Directive: Write out each entry, exactly the way it appears.

Data entries
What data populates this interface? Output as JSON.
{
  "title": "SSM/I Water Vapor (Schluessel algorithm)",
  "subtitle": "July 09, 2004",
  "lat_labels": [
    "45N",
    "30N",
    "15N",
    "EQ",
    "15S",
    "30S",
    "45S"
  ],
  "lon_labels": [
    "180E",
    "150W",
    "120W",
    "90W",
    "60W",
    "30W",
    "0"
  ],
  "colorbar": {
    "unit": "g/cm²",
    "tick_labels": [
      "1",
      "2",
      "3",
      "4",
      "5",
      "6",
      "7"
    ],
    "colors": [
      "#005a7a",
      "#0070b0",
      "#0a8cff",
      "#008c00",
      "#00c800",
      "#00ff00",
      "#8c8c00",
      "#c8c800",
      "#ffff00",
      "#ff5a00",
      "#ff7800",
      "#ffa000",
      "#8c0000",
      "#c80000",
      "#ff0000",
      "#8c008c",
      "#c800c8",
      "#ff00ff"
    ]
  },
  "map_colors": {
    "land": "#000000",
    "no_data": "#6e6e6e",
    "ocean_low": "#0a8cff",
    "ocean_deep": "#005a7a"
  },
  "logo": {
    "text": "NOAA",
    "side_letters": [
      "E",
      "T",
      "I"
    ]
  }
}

Solution below:
What data populates this interface? Output as JSON.
{
  "title": "SSM/I Water Vapor (Schluessel algorithm)",
  "subtitle": "July 09, 2004",
  "lat_labels": [
    "45N",
    "30N",
    "15N",
    "EQ",
    "15S",
    "30S",
    "45S"
  ],
  "lon_labels": [
    "180E",
    "150W",
    "120W",
    "90W",
    "60W",
    "30W",
    "0"
  ],
  "colorbar": {
    "unit": "g/cm²",
    "tick_labels": [
      "1",
      "2",
      "3",
      "4",
      "5",
      "6",
      "7"
    ],
    "colors": [
      "#005a7a",
      "#0070b0",
      "#0a8cff",
      "#008c00",
      "#00c800",
      "#00ff00",
      "#8c8c00",
      "#c8c800",
      "#ffff00",
      "#ff5a00",
      "#ff7800",
      "#ffa000",
      "#8c0000",
      "#c80000",
      "#ff0000",
      "#8c008c",
      "#c800c8",
      "#ff00ff"
    ]
  },
  "map_colors": {
    "land": "#000000",
    "no_data": "#6e6e6e",
    "ocean_low": "#0a8cff",
    "ocean_deep": "#005a7a"
  },
  "logo": {
    "text": "NOAA",
    "side_letters": [
      "E",
      "T",
      "I"
    ]
  }
}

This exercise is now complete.